_Stated task_: Some lines in the records below may hold the word "освоении"; give the number of those lines and nothing else.

_Entries provided_:
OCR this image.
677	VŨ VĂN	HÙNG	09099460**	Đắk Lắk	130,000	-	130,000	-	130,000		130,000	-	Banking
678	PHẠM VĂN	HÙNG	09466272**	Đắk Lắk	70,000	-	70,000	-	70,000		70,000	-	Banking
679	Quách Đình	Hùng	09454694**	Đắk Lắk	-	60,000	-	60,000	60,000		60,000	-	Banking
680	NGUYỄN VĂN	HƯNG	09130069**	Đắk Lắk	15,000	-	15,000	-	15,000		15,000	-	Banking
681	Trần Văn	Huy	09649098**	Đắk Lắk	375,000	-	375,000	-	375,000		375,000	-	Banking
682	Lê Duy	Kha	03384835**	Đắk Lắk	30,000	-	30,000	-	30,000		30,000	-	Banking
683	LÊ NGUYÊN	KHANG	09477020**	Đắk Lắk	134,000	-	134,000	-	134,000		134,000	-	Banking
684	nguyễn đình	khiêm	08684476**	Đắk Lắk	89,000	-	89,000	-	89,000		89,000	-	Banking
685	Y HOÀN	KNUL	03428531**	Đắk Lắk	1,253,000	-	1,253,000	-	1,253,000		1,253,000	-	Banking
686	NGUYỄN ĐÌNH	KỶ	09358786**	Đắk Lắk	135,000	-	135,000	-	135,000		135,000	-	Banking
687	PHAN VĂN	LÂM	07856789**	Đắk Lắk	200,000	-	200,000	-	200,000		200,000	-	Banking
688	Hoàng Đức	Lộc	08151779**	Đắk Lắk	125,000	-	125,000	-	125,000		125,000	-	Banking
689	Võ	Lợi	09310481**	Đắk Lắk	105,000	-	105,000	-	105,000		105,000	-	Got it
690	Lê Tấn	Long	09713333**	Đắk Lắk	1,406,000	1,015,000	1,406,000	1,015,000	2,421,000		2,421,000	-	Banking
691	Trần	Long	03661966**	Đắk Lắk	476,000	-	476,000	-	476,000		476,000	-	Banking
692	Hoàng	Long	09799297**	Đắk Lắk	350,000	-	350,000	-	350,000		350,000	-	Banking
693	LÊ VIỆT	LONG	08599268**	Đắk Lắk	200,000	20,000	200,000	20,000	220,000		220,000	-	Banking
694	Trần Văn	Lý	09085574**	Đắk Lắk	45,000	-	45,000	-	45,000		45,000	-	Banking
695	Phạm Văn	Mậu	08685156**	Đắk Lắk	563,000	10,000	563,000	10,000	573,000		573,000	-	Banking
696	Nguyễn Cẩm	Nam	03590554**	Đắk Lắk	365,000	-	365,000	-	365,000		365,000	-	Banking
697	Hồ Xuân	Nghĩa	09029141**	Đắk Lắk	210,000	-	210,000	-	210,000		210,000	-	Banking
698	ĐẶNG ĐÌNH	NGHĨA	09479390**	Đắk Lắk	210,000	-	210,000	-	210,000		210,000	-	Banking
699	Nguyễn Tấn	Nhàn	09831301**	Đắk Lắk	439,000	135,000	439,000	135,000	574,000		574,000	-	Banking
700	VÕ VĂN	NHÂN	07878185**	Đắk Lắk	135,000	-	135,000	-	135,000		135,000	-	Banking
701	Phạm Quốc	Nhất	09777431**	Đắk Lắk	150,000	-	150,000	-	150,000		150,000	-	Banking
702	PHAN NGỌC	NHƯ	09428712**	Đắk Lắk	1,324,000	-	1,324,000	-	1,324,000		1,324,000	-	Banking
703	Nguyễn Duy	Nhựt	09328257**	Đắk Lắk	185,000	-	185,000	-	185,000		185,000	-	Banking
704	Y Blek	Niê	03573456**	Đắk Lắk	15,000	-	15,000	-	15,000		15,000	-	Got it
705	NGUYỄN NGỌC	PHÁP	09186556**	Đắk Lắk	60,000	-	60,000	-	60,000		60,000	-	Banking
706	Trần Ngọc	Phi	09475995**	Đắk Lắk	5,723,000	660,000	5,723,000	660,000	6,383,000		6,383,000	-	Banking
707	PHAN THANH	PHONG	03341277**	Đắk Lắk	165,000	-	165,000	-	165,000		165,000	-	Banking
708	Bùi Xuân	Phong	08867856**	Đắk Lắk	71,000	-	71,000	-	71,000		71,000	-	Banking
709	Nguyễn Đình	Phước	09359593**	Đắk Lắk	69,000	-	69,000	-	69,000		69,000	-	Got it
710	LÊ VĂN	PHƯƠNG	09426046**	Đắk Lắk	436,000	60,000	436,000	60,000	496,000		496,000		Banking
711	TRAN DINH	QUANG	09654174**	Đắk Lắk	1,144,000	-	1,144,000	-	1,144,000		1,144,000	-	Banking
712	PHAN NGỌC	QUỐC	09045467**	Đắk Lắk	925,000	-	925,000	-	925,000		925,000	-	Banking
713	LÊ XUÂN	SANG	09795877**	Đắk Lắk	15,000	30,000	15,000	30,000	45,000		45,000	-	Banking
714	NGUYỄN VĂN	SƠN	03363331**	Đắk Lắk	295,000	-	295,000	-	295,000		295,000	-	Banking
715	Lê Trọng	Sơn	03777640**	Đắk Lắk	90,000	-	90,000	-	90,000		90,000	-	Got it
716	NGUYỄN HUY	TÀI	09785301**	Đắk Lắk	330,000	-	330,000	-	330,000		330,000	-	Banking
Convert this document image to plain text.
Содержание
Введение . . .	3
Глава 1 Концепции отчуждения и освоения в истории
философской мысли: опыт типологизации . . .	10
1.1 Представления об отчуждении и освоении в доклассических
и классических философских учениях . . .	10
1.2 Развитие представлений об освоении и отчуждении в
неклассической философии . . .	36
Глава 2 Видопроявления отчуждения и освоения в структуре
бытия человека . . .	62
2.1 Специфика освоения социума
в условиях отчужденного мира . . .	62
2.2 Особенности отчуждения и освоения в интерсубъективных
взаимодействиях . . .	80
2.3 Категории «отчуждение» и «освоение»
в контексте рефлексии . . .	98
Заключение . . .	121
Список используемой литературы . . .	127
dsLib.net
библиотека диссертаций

_Written solution_: 2